Without the images, write out the whole listing exactly.

** start SOURCE DATA **

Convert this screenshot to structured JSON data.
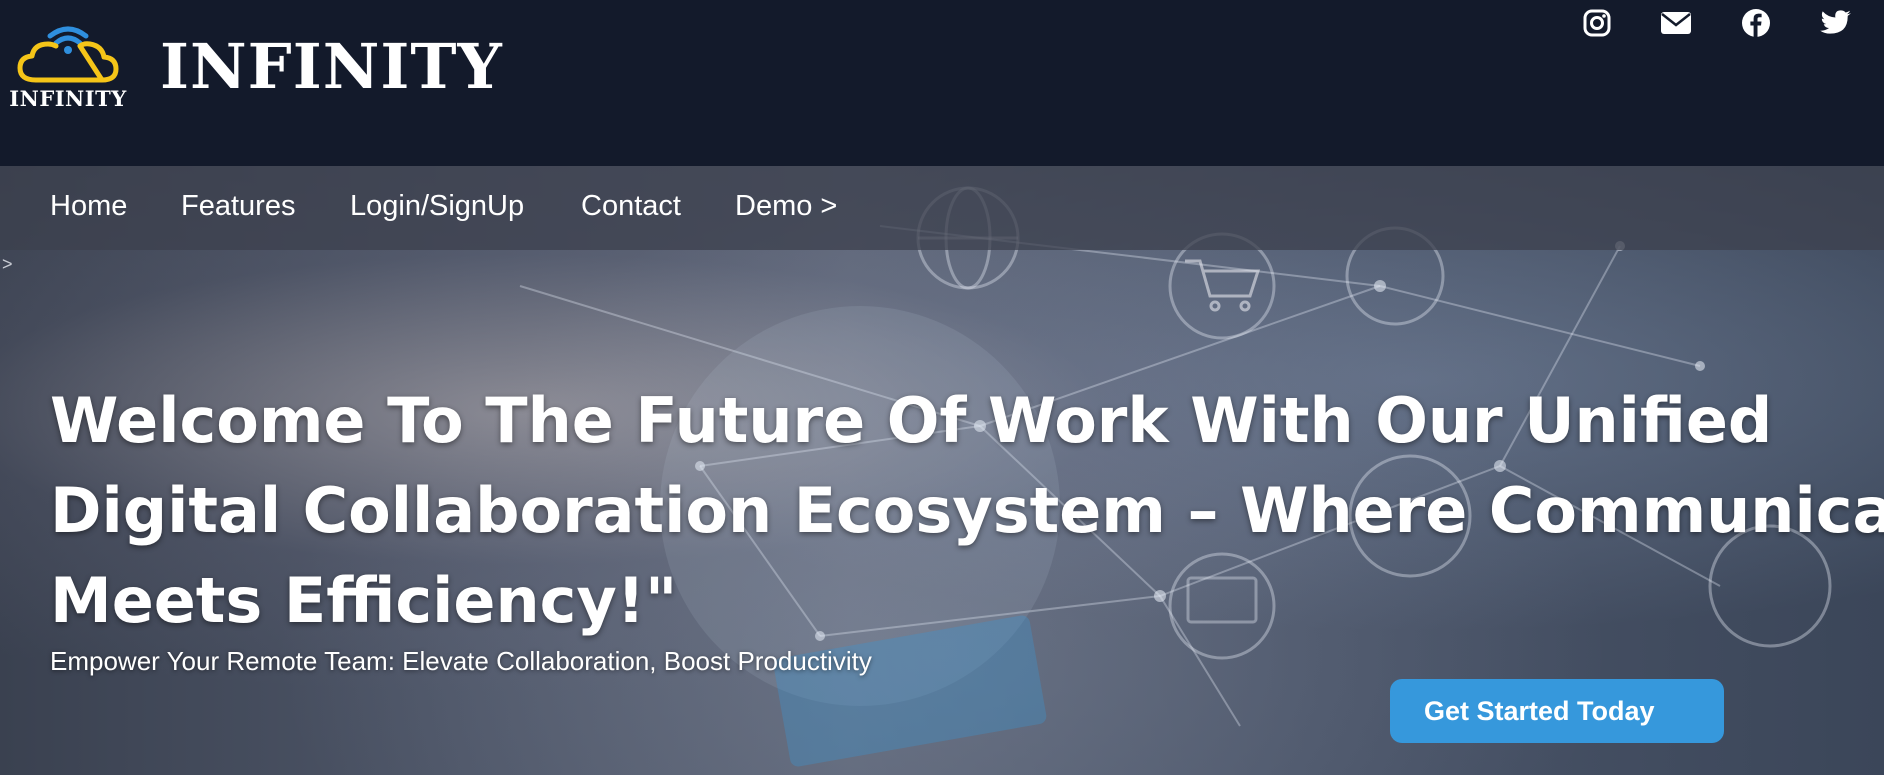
{
  "brand": {
    "logo_text": "INFINITY",
    "name": "INFINITY"
  },
  "social": [
    {
      "icon": "instagram-icon"
    },
    {
      "icon": "envelope-icon"
    },
    {
      "icon": "facebook-icon"
    },
    {
      "icon": "twitter-icon"
    }
  ],
  "nav": {
    "items": [
      "Home",
      "Features",
      "Login/SignUp",
      "Contact",
      "Demo >"
    ]
  },
  "hero": {
    "stray_mark": ">",
    "headline_lines": [
      "Welcome To The Future Of Work With Our Unified",
      "Digital Collaboration Ecosystem – Where Communication",
      "Meets Efficiency!\""
    ],
    "subheadline": "Empower Your Remote Team: Elevate Collaboration, Boost Productivity",
    "cta_label": "Get Started Today"
  },
  "colors": {
    "header_bg": "#131a2b",
    "logo_cloud": "#f5c518",
    "logo_wifi": "#2f8fde",
    "cta_bg": "#3698dc",
    "text": "#ffffff"
  }
}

** end SOURCE DATA **

#### THE COMPLETED TASK:
Convert this screenshot to structured JSON data.
{
  "brand": {
    "logo_text": "INFINITY",
    "name": "INFINITY"
  },
  "social": [
    {
      "icon": "instagram-icon"
    },
    {
      "icon": "envelope-icon"
    },
    {
      "icon": "facebook-icon"
    },
    {
      "icon": "twitter-icon"
    }
  ],
  "nav": {
    "items": [
      "Home",
      "Features",
      "Login/SignUp",
      "Contact",
      "Demo >"
    ]
  },
  "hero": {
    "stray_mark": ">",
    "headline_lines": [
      "Welcome To The Future Of Work With Our Unified",
      "Digital Collaboration Ecosystem – Where Communication",
      "Meets Efficiency!\""
    ],
    "subheadline": "Empower Your Remote Team: Elevate Collaboration, Boost Productivity",
    "cta_label": "Get Started Today"
  },
  "colors": {
    "header_bg": "#131a2b",
    "logo_cloud": "#f5c518",
    "logo_wifi": "#2f8fde",
    "cta_bg": "#3698dc",
    "text": "#ffffff"
  }
}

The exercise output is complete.